_What you will do_: Report all lines holding "label".

>>>

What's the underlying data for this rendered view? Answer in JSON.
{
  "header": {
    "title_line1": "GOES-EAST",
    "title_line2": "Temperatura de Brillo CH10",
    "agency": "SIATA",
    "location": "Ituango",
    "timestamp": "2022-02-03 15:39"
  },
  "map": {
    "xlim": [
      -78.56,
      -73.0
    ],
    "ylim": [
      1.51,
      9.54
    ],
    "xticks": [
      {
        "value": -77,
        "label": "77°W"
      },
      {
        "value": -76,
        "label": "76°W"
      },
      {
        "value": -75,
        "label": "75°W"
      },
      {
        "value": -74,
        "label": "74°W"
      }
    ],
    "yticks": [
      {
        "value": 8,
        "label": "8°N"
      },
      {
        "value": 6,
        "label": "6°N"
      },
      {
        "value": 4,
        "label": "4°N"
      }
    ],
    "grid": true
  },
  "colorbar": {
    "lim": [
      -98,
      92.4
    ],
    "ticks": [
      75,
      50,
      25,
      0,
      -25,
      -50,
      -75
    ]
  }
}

<<<

_Problem solution_:
        "label": "77°W"
        "label": "76°W"
        "label": "75°W"
        "label": "74°W"
        "label": "8°N"
        "label": "6°N"
        "label": "4°N"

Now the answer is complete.